**Aim of the exercise:**
Extract every record, keeping each one exactly as it is.

**Records for this exercise:**
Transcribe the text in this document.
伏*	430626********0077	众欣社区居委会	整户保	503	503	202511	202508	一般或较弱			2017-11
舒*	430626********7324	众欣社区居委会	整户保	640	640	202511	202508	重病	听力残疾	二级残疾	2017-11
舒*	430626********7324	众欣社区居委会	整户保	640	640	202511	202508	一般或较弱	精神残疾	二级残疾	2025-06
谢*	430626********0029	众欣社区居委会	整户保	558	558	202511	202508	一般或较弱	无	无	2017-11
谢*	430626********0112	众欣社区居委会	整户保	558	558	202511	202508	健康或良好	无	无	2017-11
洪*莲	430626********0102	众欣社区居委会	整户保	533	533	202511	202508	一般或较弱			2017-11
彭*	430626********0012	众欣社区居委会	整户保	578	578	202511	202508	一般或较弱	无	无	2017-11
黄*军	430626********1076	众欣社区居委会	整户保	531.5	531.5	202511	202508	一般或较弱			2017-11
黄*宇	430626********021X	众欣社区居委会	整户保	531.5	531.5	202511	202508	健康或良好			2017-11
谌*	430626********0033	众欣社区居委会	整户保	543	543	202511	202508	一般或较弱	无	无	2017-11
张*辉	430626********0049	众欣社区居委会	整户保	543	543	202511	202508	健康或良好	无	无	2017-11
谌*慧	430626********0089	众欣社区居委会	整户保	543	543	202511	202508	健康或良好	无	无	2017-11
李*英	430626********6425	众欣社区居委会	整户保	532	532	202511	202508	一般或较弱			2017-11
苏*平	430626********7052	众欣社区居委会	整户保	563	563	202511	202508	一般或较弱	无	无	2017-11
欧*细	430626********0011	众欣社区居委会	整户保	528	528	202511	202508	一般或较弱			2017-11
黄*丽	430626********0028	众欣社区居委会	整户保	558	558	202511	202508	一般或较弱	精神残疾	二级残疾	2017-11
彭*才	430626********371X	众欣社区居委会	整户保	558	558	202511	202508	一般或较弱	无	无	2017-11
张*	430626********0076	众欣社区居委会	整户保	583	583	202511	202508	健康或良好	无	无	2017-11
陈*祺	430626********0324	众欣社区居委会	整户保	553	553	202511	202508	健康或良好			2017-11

**Response to the task:**
Transcribe the text in this document.
伏*	430626********0077	众欣社区居委会	整户保	503	503	202511	202508	一般或较弱			2017-11
舒*	430626********7324	众欣社区居委会	整户保	640	640	202511	202508	重病	听力残疾	二级残疾	2017-11
舒*	430626********7324	众欣社区居委会	整户保	640	640	202511	202508	一般或较弱	精神残疾	二级残疾	2025-06
谢*	430626********0029	众欣社区居委会	整户保	558	558	202511	202508	一般或较弱	无	无	2017-11
谢*	430626********0112	众欣社区居委会	整户保	558	558	202511	202508	健康或良好	无	无	2017-11
洪*莲	430626********0102	众欣社区居委会	整户保	533	533	202511	202508	一般或较弱			2017-11
彭*	430626********0012	众欣社区居委会	整户保	578	578	202511	202508	一般或较弱	无	无	2017-11
黄*军	430626********1076	众欣社区居委会	整户保	531.5	531.5	202511	202508	一般或较弱			2017-11
黄*宇	430626********021X	众欣社区居委会	整户保	531.5	531.5	202511	202508	健康或良好			2017-11
谌*	430626********0033	众欣社区居委会	整户保	543	543	202511	202508	一般或较弱	无	无	2017-11
张*辉	430626********0049	众欣社区居委会	整户保	543	543	202511	202508	健康或良好	无	无	2017-11
谌*慧	430626********0089	众欣社区居委会	整户保	543	543	202511	202508	健康或良好	无	无	2017-11
李*英	430626********6425	众欣社区居委会	整户保	532	532	202511	202508	一般或较弱			2017-11
苏*平	430626********7052	众欣社区居委会	整户保	563	563	202511	202508	一般或较弱	无	无	2017-11
欧*细	430626********0011	众欣社区居委会	整户保	528	528	202511	202508	一般或较弱			2017-11
黄*丽	430626********0028	众欣社区居委会	整户保	558	558	202511	202508	一般或较弱	精神残疾	二级残疾	2017-11
彭*才	430626********371X	众欣社区居委会	整户保	558	558	202511	202508	一般或较弱	无	无	2017-11
张*	430626********0076	众欣社区居委会	整户保	583	583	202511	202508	健康或良好	无	无	2017-11
陈*祺	430626********0324	众欣社区居委会	整户保	553	553	202511	202508	健康或良好			2017-11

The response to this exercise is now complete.